Figure content listings:
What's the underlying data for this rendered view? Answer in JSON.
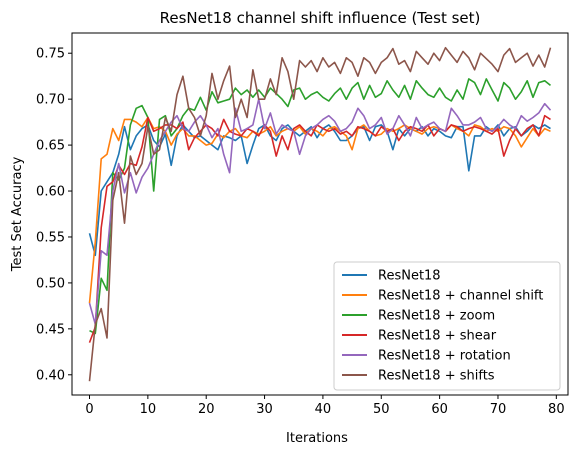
{
  "chart_data": {
    "type": "line",
    "title": "ResNet18 channel shift influence (Test set)",
    "xlabel": "Iterations",
    "ylabel": "Test Set Accuracy",
    "xlim": [
      -3,
      82
    ],
    "ylim": [
      0.378,
      0.772
    ],
    "xticks": [
      0,
      10,
      20,
      30,
      40,
      50,
      60,
      70,
      80
    ],
    "yticks": [
      0.4,
      0.45,
      0.5,
      0.55,
      0.6,
      0.65,
      0.7,
      0.75
    ],
    "grid": false,
    "legend_position": "lower right",
    "x": [
      0,
      1,
      2,
      3,
      4,
      5,
      6,
      7,
      8,
      9,
      10,
      11,
      12,
      13,
      14,
      15,
      16,
      17,
      18,
      19,
      20,
      21,
      22,
      23,
      24,
      25,
      26,
      27,
      28,
      29,
      30,
      31,
      32,
      33,
      34,
      35,
      36,
      37,
      38,
      39,
      40,
      41,
      42,
      43,
      44,
      45,
      46,
      47,
      48,
      49,
      50,
      51,
      52,
      53,
      54,
      55,
      56,
      57,
      58,
      59,
      60,
      61,
      62,
      63,
      64,
      65,
      66,
      67,
      68,
      69,
      70,
      71,
      72,
      73,
      74,
      75,
      76,
      77,
      78,
      79
    ],
    "series": [
      {
        "name": "ResNet18",
        "color": "#1f77b4",
        "values": [
          0.554,
          0.53,
          0.6,
          0.61,
          0.62,
          0.64,
          0.67,
          0.645,
          0.66,
          0.668,
          0.672,
          0.655,
          0.648,
          0.662,
          0.628,
          0.66,
          0.672,
          0.665,
          0.658,
          0.66,
          0.655,
          0.65,
          0.645,
          0.66,
          0.658,
          0.655,
          0.66,
          0.63,
          0.65,
          0.668,
          0.672,
          0.66,
          0.655,
          0.668,
          0.672,
          0.665,
          0.66,
          0.665,
          0.67,
          0.658,
          0.668,
          0.672,
          0.665,
          0.655,
          0.655,
          0.66,
          0.668,
          0.67,
          0.655,
          0.67,
          0.672,
          0.665,
          0.645,
          0.668,
          0.66,
          0.668,
          0.665,
          0.67,
          0.66,
          0.668,
          0.665,
          0.66,
          0.658,
          0.67,
          0.67,
          0.622,
          0.66,
          0.66,
          0.67,
          0.665,
          0.672,
          0.66,
          0.668,
          0.67,
          0.66,
          0.665,
          0.672,
          0.668,
          0.672,
          0.668
        ]
      },
      {
        "name": "ResNet18 + channel shift",
        "color": "#ff7f0e",
        "values": [
          0.478,
          0.545,
          0.635,
          0.64,
          0.668,
          0.655,
          0.678,
          0.678,
          0.675,
          0.67,
          0.68,
          0.668,
          0.67,
          0.665,
          0.65,
          0.662,
          0.668,
          0.66,
          0.66,
          0.655,
          0.65,
          0.652,
          0.662,
          0.658,
          0.665,
          0.668,
          0.66,
          0.658,
          0.665,
          0.662,
          0.665,
          0.67,
          0.66,
          0.665,
          0.668,
          0.665,
          0.67,
          0.662,
          0.668,
          0.665,
          0.66,
          0.668,
          0.67,
          0.665,
          0.66,
          0.645,
          0.668,
          0.672,
          0.665,
          0.66,
          0.662,
          0.668,
          0.665,
          0.668,
          0.672,
          0.668,
          0.665,
          0.662,
          0.668,
          0.67,
          0.668,
          0.665,
          0.672,
          0.668,
          0.665,
          0.66,
          0.672,
          0.67,
          0.665,
          0.668,
          0.665,
          0.67,
          0.668,
          0.66,
          0.648,
          0.658,
          0.668,
          0.66,
          0.668,
          0.665
        ]
      },
      {
        "name": "ResNet18 + zoom",
        "color": "#2ca02c",
        "values": [
          0.448,
          0.445,
          0.505,
          0.492,
          0.62,
          0.612,
          0.625,
          0.672,
          0.69,
          0.693,
          0.68,
          0.6,
          0.678,
          0.682,
          0.66,
          0.668,
          0.682,
          0.69,
          0.688,
          0.702,
          0.688,
          0.708,
          0.696,
          0.698,
          0.7,
          0.712,
          0.705,
          0.71,
          0.702,
          0.71,
          0.702,
          0.712,
          0.706,
          0.7,
          0.692,
          0.71,
          0.712,
          0.7,
          0.705,
          0.708,
          0.702,
          0.698,
          0.706,
          0.712,
          0.7,
          0.712,
          0.718,
          0.7,
          0.715,
          0.702,
          0.706,
          0.72,
          0.71,
          0.702,
          0.715,
          0.7,
          0.72,
          0.712,
          0.705,
          0.702,
          0.712,
          0.702,
          0.698,
          0.71,
          0.7,
          0.722,
          0.718,
          0.705,
          0.722,
          0.71,
          0.698,
          0.718,
          0.712,
          0.7,
          0.708,
          0.72,
          0.702,
          0.718,
          0.72,
          0.715
        ]
      },
      {
        "name": "ResNet18 + shear",
        "color": "#d62728",
        "values": [
          0.435,
          0.452,
          0.56,
          0.605,
          0.61,
          0.628,
          0.618,
          0.63,
          0.628,
          0.648,
          0.68,
          0.665,
          0.668,
          0.672,
          0.672,
          0.668,
          0.675,
          0.645,
          0.658,
          0.665,
          0.672,
          0.668,
          0.66,
          0.678,
          0.665,
          0.662,
          0.66,
          0.668,
          0.665,
          0.66,
          0.672,
          0.665,
          0.638,
          0.66,
          0.645,
          0.668,
          0.672,
          0.665,
          0.66,
          0.672,
          0.668,
          0.665,
          0.668,
          0.662,
          0.665,
          0.66,
          0.67,
          0.668,
          0.665,
          0.66,
          0.67,
          0.665,
          0.668,
          0.655,
          0.665,
          0.67,
          0.668,
          0.665,
          0.672,
          0.66,
          0.668,
          0.665,
          0.672,
          0.67,
          0.665,
          0.668,
          0.67,
          0.668,
          0.665,
          0.662,
          0.668,
          0.638,
          0.655,
          0.668,
          0.66,
          0.668,
          0.672,
          0.66,
          0.682,
          0.678
        ]
      },
      {
        "name": "ResNet18 + rotation",
        "color": "#9467bd",
        "values": [
          0.478,
          0.455,
          0.535,
          0.53,
          0.6,
          0.63,
          0.598,
          0.62,
          0.598,
          0.615,
          0.625,
          0.64,
          0.655,
          0.665,
          0.675,
          0.682,
          0.668,
          0.665,
          0.675,
          0.682,
          0.672,
          0.658,
          0.668,
          0.64,
          0.62,
          0.69,
          0.665,
          0.668,
          0.672,
          0.7,
          0.668,
          0.685,
          0.662,
          0.672,
          0.668,
          0.665,
          0.64,
          0.66,
          0.668,
          0.672,
          0.678,
          0.682,
          0.676,
          0.665,
          0.668,
          0.675,
          0.69,
          0.682,
          0.668,
          0.672,
          0.68,
          0.662,
          0.668,
          0.682,
          0.672,
          0.66,
          0.68,
          0.668,
          0.672,
          0.675,
          0.668,
          0.665,
          0.69,
          0.682,
          0.672,
          0.672,
          0.675,
          0.68,
          0.668,
          0.665,
          0.67,
          0.678,
          0.672,
          0.668,
          0.682,
          0.676,
          0.68,
          0.685,
          0.695,
          0.688
        ]
      },
      {
        "name": "ResNet18 + shifts",
        "color": "#8c564b",
        "values": [
          0.393,
          0.455,
          0.472,
          0.44,
          0.59,
          0.62,
          0.565,
          0.638,
          0.618,
          0.63,
          0.67,
          0.64,
          0.645,
          0.68,
          0.665,
          0.705,
          0.725,
          0.69,
          0.68,
          0.66,
          0.682,
          0.728,
          0.7,
          0.72,
          0.736,
          0.68,
          0.7,
          0.68,
          0.732,
          0.7,
          0.7,
          0.722,
          0.705,
          0.745,
          0.73,
          0.7,
          0.742,
          0.735,
          0.742,
          0.73,
          0.745,
          0.735,
          0.74,
          0.728,
          0.745,
          0.74,
          0.725,
          0.745,
          0.74,
          0.728,
          0.74,
          0.745,
          0.755,
          0.738,
          0.742,
          0.73,
          0.752,
          0.745,
          0.738,
          0.75,
          0.742,
          0.756,
          0.748,
          0.74,
          0.752,
          0.745,
          0.732,
          0.75,
          0.744,
          0.738,
          0.73,
          0.748,
          0.755,
          0.74,
          0.745,
          0.75,
          0.736,
          0.748,
          0.735,
          0.756
        ]
      }
    ]
  }
}
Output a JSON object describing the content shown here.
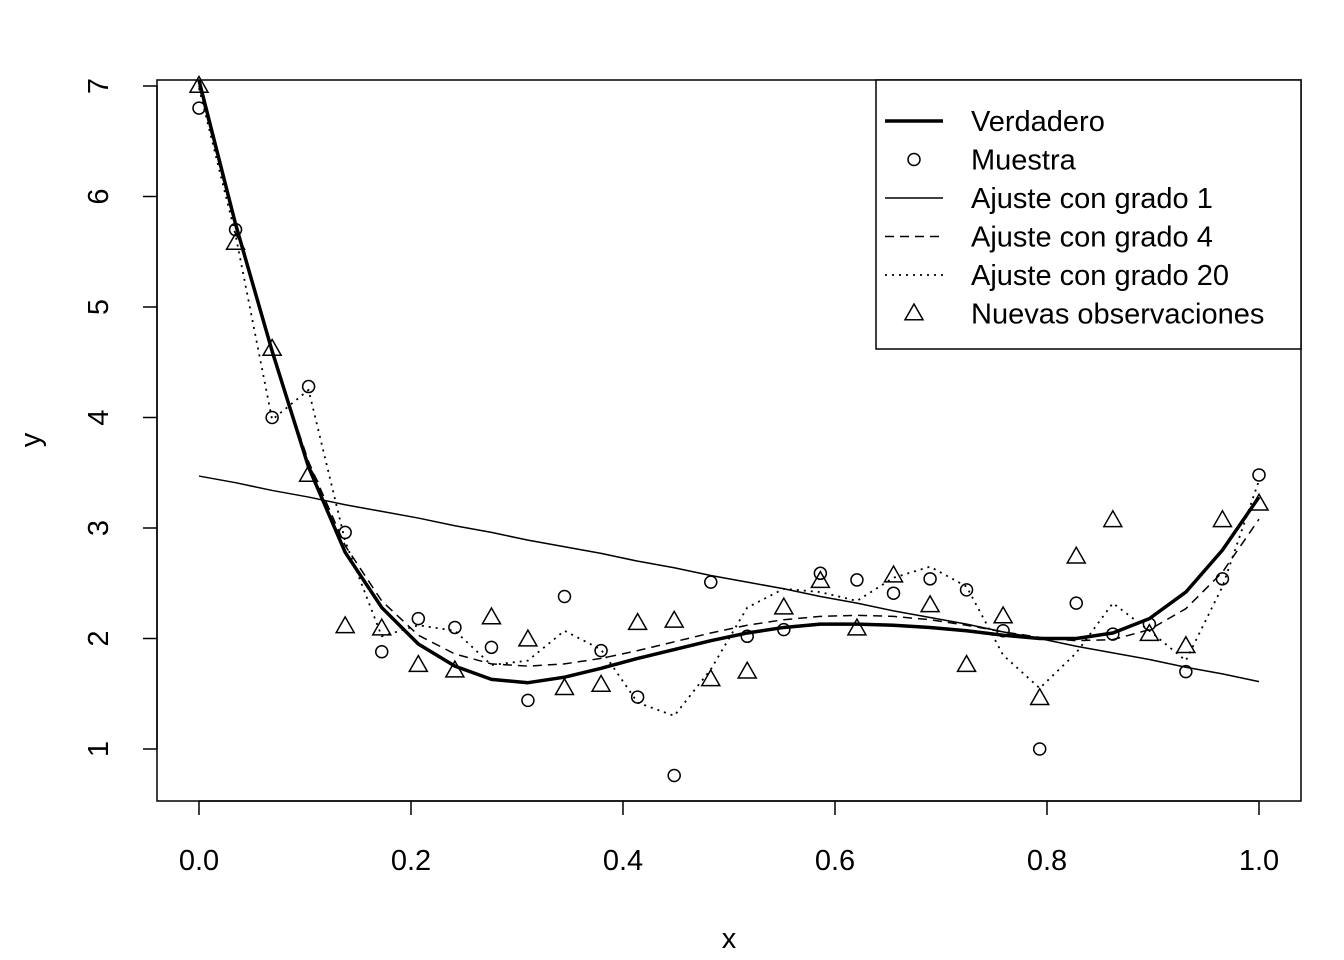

■ Problem statement
Wherever "color" shows up in a line, copy that line.

■ Solution for this problem
        "color": "#1f77b4",
        "color": "#ff7f0e",
        "color": "#2ca02c",
        "color": "#d62728",
        "color": "#9467bd",
        "color": "#8c564b",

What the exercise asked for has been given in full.